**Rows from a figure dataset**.

• • • • •

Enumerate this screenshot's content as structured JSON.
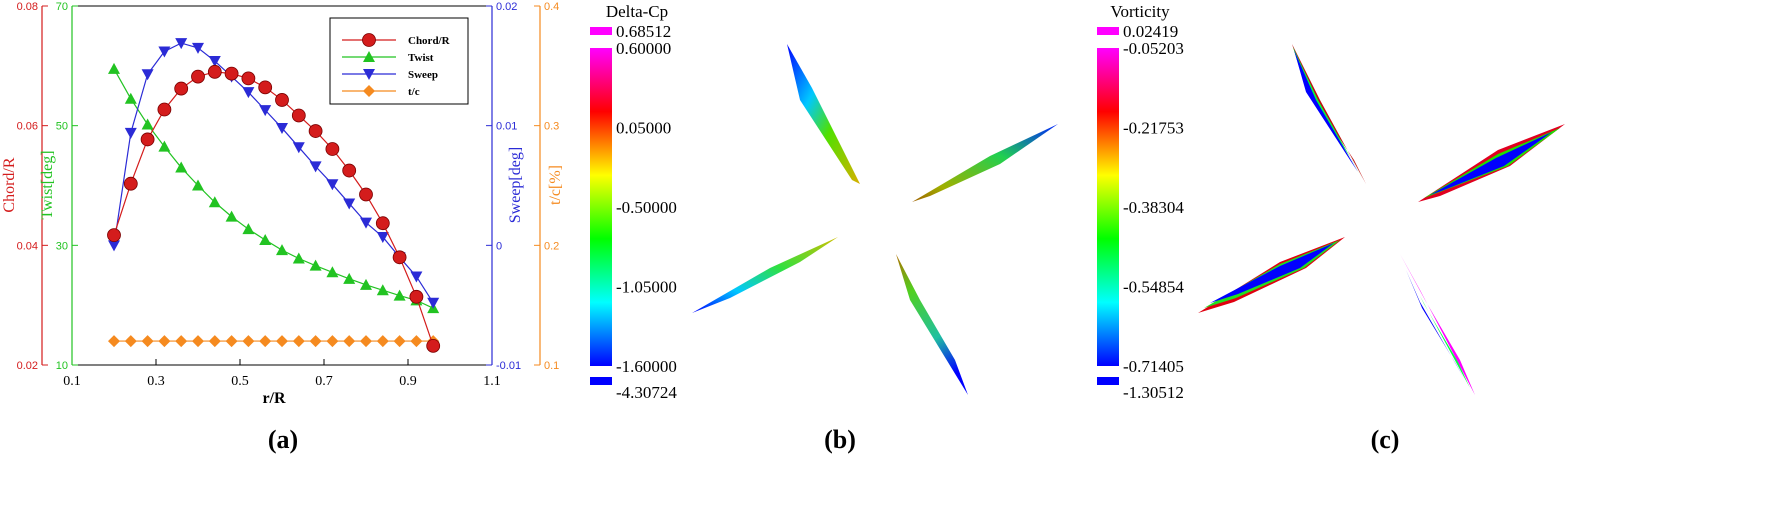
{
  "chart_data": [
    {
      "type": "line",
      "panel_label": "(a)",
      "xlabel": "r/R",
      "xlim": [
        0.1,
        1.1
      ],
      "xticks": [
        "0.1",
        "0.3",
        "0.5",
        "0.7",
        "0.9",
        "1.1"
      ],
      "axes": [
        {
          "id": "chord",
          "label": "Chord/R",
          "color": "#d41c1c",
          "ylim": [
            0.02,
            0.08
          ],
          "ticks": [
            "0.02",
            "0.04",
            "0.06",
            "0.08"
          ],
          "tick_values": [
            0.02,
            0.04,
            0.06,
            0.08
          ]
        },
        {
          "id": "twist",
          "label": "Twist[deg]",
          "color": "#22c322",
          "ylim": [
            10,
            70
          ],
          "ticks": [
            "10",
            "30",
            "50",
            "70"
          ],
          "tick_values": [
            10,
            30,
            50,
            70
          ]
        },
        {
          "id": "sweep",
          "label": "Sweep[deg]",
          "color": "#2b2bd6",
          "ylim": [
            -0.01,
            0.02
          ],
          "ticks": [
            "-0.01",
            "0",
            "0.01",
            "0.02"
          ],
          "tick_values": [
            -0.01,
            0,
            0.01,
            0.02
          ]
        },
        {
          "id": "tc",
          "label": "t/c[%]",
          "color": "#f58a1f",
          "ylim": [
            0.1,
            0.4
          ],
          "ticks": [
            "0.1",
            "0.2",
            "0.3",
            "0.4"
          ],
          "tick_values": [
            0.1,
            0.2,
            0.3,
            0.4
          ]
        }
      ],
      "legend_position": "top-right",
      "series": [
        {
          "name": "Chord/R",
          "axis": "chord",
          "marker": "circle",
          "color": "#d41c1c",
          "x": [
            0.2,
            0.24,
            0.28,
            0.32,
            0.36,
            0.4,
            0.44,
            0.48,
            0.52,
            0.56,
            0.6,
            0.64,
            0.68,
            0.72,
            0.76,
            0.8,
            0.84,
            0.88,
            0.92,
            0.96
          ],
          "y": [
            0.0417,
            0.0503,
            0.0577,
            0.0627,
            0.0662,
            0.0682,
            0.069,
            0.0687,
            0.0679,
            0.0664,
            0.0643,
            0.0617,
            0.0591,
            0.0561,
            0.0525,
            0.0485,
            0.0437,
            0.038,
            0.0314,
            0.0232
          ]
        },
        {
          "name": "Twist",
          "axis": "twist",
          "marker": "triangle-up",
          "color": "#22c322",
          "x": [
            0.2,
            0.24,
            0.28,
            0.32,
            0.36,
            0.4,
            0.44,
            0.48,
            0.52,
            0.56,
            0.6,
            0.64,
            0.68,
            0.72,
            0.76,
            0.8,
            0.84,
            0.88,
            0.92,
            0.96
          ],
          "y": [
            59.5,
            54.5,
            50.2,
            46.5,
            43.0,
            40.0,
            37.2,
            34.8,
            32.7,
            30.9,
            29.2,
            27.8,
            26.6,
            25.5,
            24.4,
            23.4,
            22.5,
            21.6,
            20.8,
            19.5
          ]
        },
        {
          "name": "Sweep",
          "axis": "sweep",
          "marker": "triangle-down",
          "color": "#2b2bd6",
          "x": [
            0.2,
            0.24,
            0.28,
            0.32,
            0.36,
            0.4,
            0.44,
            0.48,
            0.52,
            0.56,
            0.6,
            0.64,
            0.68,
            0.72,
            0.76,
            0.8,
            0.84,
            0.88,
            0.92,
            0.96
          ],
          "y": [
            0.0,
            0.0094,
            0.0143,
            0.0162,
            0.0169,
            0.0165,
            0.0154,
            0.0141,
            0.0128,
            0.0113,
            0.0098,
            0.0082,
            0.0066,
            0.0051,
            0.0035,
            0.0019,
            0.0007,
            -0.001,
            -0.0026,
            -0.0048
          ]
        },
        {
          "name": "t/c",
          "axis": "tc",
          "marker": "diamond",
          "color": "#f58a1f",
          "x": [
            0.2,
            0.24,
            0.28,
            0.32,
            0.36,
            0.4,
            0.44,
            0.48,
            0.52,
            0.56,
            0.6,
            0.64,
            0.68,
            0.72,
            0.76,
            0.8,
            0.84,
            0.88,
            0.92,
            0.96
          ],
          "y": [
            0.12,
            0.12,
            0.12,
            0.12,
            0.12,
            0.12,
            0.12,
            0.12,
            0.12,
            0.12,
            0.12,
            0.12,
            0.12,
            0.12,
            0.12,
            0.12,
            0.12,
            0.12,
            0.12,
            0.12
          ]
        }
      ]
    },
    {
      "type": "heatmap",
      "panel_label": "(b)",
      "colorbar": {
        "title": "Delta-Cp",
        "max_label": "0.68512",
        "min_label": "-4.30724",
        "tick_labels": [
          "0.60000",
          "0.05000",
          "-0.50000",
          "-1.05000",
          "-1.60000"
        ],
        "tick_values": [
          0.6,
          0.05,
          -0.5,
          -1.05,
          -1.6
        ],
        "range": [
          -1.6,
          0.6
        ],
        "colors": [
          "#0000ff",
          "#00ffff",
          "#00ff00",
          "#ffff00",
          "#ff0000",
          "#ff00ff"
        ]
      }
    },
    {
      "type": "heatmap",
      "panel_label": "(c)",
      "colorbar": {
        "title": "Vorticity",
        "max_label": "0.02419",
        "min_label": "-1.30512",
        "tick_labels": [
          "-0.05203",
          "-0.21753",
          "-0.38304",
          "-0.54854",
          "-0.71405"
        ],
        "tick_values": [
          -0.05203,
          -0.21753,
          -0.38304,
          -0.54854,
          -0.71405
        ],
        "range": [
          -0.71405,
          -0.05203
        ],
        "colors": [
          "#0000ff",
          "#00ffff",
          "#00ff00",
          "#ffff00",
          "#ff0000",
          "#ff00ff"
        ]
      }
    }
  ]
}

• • • • •

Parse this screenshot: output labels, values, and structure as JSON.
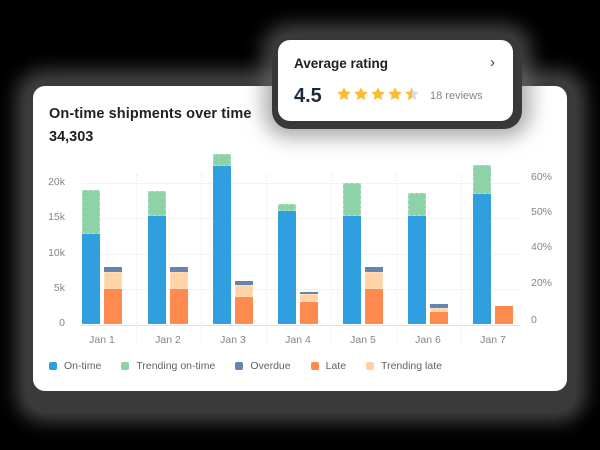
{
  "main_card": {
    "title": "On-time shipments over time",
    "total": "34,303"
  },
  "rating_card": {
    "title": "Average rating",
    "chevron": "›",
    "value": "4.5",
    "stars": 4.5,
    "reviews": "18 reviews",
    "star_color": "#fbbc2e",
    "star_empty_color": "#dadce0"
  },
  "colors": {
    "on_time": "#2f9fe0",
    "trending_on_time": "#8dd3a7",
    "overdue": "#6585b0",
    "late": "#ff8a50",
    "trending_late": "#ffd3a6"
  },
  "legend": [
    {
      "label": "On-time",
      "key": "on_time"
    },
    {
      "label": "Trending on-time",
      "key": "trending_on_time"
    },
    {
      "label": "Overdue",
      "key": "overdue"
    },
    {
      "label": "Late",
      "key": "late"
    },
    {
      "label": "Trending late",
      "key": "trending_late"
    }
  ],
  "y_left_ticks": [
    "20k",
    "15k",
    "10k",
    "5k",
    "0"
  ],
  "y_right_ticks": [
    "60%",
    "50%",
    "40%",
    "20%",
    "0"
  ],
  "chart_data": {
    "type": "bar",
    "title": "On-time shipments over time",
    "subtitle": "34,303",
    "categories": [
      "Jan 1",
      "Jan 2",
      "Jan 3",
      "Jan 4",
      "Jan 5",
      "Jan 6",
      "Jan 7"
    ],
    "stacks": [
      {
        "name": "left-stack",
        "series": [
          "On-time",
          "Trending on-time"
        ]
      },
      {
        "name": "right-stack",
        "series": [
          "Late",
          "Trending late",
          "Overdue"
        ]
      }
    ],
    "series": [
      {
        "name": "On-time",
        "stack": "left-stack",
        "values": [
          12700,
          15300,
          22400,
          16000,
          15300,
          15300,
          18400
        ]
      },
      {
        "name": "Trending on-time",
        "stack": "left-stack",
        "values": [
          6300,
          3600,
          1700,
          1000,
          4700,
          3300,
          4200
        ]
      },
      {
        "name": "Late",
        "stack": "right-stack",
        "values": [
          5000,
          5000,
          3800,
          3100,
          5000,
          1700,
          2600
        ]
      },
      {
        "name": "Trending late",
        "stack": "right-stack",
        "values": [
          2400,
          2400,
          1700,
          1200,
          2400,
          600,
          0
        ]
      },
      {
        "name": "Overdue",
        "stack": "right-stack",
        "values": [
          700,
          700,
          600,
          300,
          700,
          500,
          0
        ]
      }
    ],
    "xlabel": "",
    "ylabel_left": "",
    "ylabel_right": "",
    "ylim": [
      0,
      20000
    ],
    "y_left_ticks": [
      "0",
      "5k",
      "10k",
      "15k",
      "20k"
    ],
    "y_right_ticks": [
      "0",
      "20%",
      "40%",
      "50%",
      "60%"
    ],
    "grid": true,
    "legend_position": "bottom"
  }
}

• • • • •

**OBJECTIVE**.
Consider the entries above and return each line with the string "JSON".

**THE REPLY**.
Enumerate this screenshot's content as structured JSON.
Parse this screenshot: output labels, values, and structure as JSON.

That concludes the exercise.